═══ DOCUMENT EXTRACT
A heat engine is a cyclic device that converts heat into work by exploiting a difference in temperature between two reservoirs. Here, "cyclic" means that the device periodically returns to its initial state.

Let us model such a device as a system $\mathcal{S}$ coupled to three auxiliary systems

  • A reservoir $\mathcal{R_h}$ at high temperature $\tau_h$,
  • A reservoir $\mathcal{R_l}$ at low temperature $\tau_l$
  • An auxiliary system $\mathcal{S}'$ on which $\mathcal{S}$ can do work.

Over the course of a cycle, the device takes in heat $Q_h$ at high temperature $\tau_h$, does some work $W$ on $\mathcal{S}'$, and ejects heat $Q_l$ at low temperature $\tau_l$. By conservation of energy, we have \begin{equation} Q_h = W + Q_l. \end{equation}

Let us assume the device operates reversibly. This means that the change in entropy of the system must be zero over the course of a cycle.

The entropy increase accompanying the intake of $Q_h$ is $\sigma_h = Q_h/\tau_h$, and the entropy decrease accompanying the output of $Q_l$ is $\sigma_l=Q_l/\tau_l$. Overall, we must have \begin{equation} \sigma_h = \sigma_l \\ Q_h/\tau_h = Q_l/\tau_l. \end{equation}

From here, we can solve for $W$ in terms of $Q_h$: \begin{equation} W = Q_h (1-\tau_l/\tau_h) = \frac{\tau_h-\tau_l}{\tau_h} Q_h = \eta_C Q_h. \end{equation}

The quantity $\eta_C$ is called the Carnot efficiency. It gives the fraction of heat that can be converted into work by a heat engine operating reversibly.
══════
§ **REQUIRED WORK**
1. In the heat engine passage, what does "cyclic" mean?
2. Name every auxiliary system that the heat engine passage couples to the system $\mathcal{S}$.
═══ DATASET CONTENT
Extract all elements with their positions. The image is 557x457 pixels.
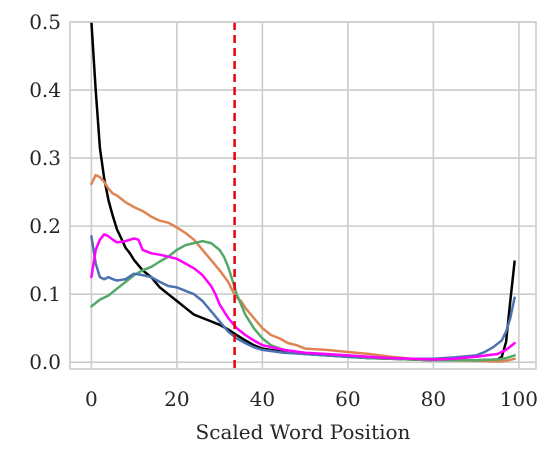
y-tick-label: 0.2 (29, 214, 61, 238)
y-tick-label: 0.5 (29, 10, 61, 34)
tick-labels: 0 20 40 60 80 100 0.0 0.1 0.2 0.3 0.4 0.5 (29, 10, 538, 411)
x-tick-label: 0 (85, 387, 98, 411)
series-line-3 (90, 239, 516, 362)
x-tick-label: 80 (421, 387, 446, 411)
y-tick-label: 0.1 (29, 282, 61, 306)
series-line-1 (90, 22, 516, 362)
grid-lines (70, 21, 536, 369)
series-line-2 (90, 173, 516, 363)
series-line-5 (90, 233, 516, 361)
y-tick-label: 0.0 (29, 350, 61, 374)
x-tick-label: 20 (164, 387, 189, 411)
x-tick-label: 100 (500, 387, 538, 411)
x-tick-label: 40 (250, 387, 275, 411)
plot-frame (69, 21, 537, 370)
x-axis-label: Scaled Word Position (196, 420, 411, 444)
y-tick-label: 0.3 (29, 146, 61, 170)
series-line-4 (90, 235, 516, 361)
x-tick-label: 60 (335, 387, 360, 411)
y-tick-label: 0.4 (29, 78, 61, 102)
series-layer (90, 22, 516, 363)
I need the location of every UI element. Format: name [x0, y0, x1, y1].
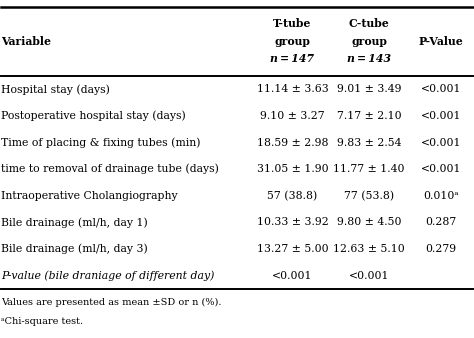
Text: <0.001: <0.001 [420, 138, 461, 148]
Text: time to removal of drainage tube (days): time to removal of drainage tube (days) [1, 164, 219, 174]
Text: 77 (53.8): 77 (53.8) [344, 191, 394, 201]
Text: Postoperative hospital stay (days): Postoperative hospital stay (days) [1, 111, 186, 121]
Text: Intraoperative Cholangiography: Intraoperative Cholangiography [1, 191, 178, 201]
Text: <0.001: <0.001 [420, 164, 461, 174]
Text: 0.010ᵃ: 0.010ᵃ [423, 191, 459, 201]
Text: Hospital stay (days): Hospital stay (days) [1, 84, 110, 95]
Text: 11.14 ± 3.63: 11.14 ± 3.63 [256, 84, 328, 94]
Text: <0.001: <0.001 [349, 271, 390, 281]
Text: n = 147: n = 147 [270, 53, 315, 65]
Text: group: group [351, 36, 387, 47]
Text: 10.33 ± 3.92: 10.33 ± 3.92 [256, 217, 328, 227]
Text: P-value (bile draniage of different day): P-value (bile draniage of different day) [1, 270, 214, 281]
Text: 9.10 ± 3.27: 9.10 ± 3.27 [260, 111, 325, 121]
Text: 9.83 ± 2.54: 9.83 ± 2.54 [337, 138, 401, 148]
Text: n = 143: n = 143 [347, 53, 392, 65]
Text: Variable: Variable [1, 36, 51, 47]
Text: C-tube: C-tube [349, 18, 390, 29]
Text: Time of placing & fixing tubes (min): Time of placing & fixing tubes (min) [1, 137, 201, 148]
Text: ᵃChi-square test.: ᵃChi-square test. [1, 317, 83, 326]
Text: 9.80 ± 4.50: 9.80 ± 4.50 [337, 217, 401, 227]
Text: 11.77 ± 1.40: 11.77 ± 1.40 [334, 164, 405, 174]
Text: 57 (38.8): 57 (38.8) [267, 191, 318, 201]
Text: 7.17 ± 2.10: 7.17 ± 2.10 [337, 111, 401, 121]
Text: 0.287: 0.287 [425, 217, 456, 227]
Text: Bile drainage (ml/h, day 3): Bile drainage (ml/h, day 3) [1, 244, 148, 254]
Text: 9.01 ± 3.49: 9.01 ± 3.49 [337, 84, 401, 94]
Text: Bile drainage (ml/h, day 1): Bile drainage (ml/h, day 1) [1, 217, 148, 228]
Text: T-tube: T-tube [273, 18, 311, 29]
Text: group: group [274, 36, 310, 47]
Text: 18.59 ± 2.98: 18.59 ± 2.98 [257, 138, 328, 148]
Text: <0.001: <0.001 [420, 111, 461, 121]
Text: P-Value: P-Value [419, 36, 463, 47]
Text: <0.001: <0.001 [272, 271, 313, 281]
Text: 13.27 ± 5.00: 13.27 ± 5.00 [256, 244, 328, 254]
Text: 12.63 ± 5.10: 12.63 ± 5.10 [333, 244, 405, 254]
Text: 31.05 ± 1.90: 31.05 ± 1.90 [256, 164, 328, 174]
Text: <0.001: <0.001 [420, 84, 461, 94]
Text: Values are presented as mean ±SD or n (%).: Values are presented as mean ±SD or n (%… [1, 298, 221, 307]
Text: 0.279: 0.279 [425, 244, 456, 254]
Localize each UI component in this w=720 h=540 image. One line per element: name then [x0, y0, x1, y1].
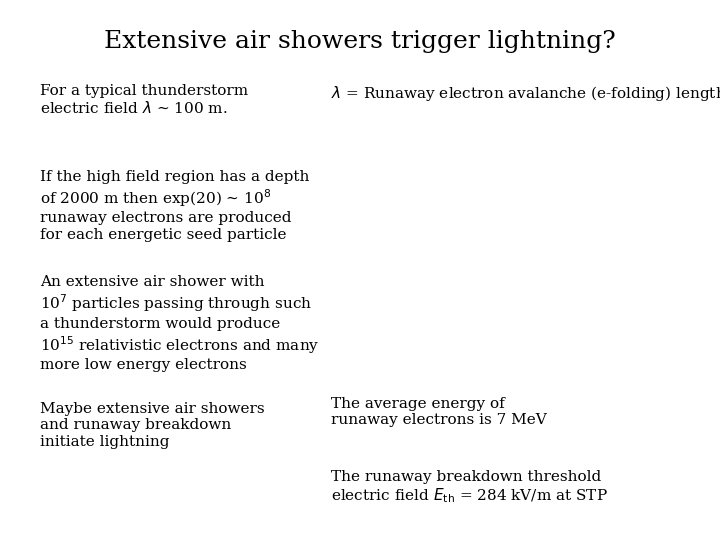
- Text: The runaway breakdown threshold
electric field $E_{\mathrm{th}}$ = 284 kV/m at S: The runaway breakdown threshold electric…: [331, 470, 608, 505]
- Text: The average energy of
runaway electrons is 7 MeV: The average energy of runaway electrons …: [331, 397, 547, 427]
- Text: $\lambda$ = Runaway electron avalanche (e-folding) length: $\lambda$ = Runaway electron avalanche (…: [331, 84, 720, 103]
- Text: For a typical thunderstorm
electric field $\lambda$ ∼ 100 m.: For a typical thunderstorm electric fiel…: [40, 84, 248, 116]
- Text: Maybe extensive air showers
and runaway breakdown
initiate lightning: Maybe extensive air showers and runaway …: [40, 402, 264, 449]
- Text: An extensive air shower with
10$^{7}$ particles passing through such
a thunderst: An extensive air shower with 10$^{7}$ pa…: [40, 275, 319, 372]
- Text: If the high field region has a depth
of 2000 m then exp(20) ∼ 10$^{8}$
runaway e: If the high field region has a depth of …: [40, 170, 309, 241]
- Text: Extensive air showers trigger lightning?: Extensive air showers trigger lightning?: [104, 30, 616, 53]
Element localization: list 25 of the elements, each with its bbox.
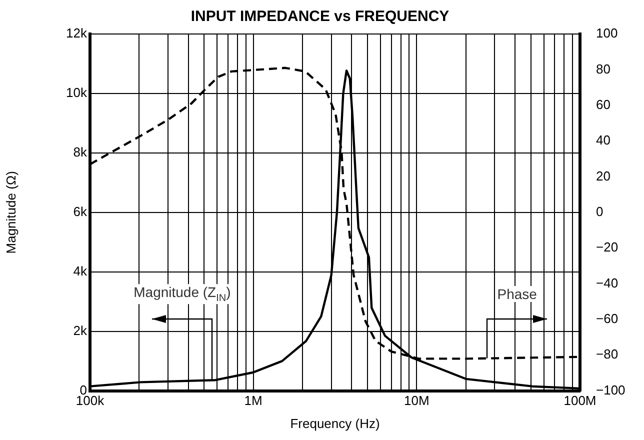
══════
§ **EXPECTED ANSWERS**
1. It means that the device periodically returns to its initial state.

2.
- A reservoir $\mathcal{R_h}$ at high temperature $\tau_h$
- A reservoir $\mathcal{R_l}$ at low temperature $\tau_l$
- An auxiliary system $\mathcal{S}'$ on which $\mathcal{S}$ can do work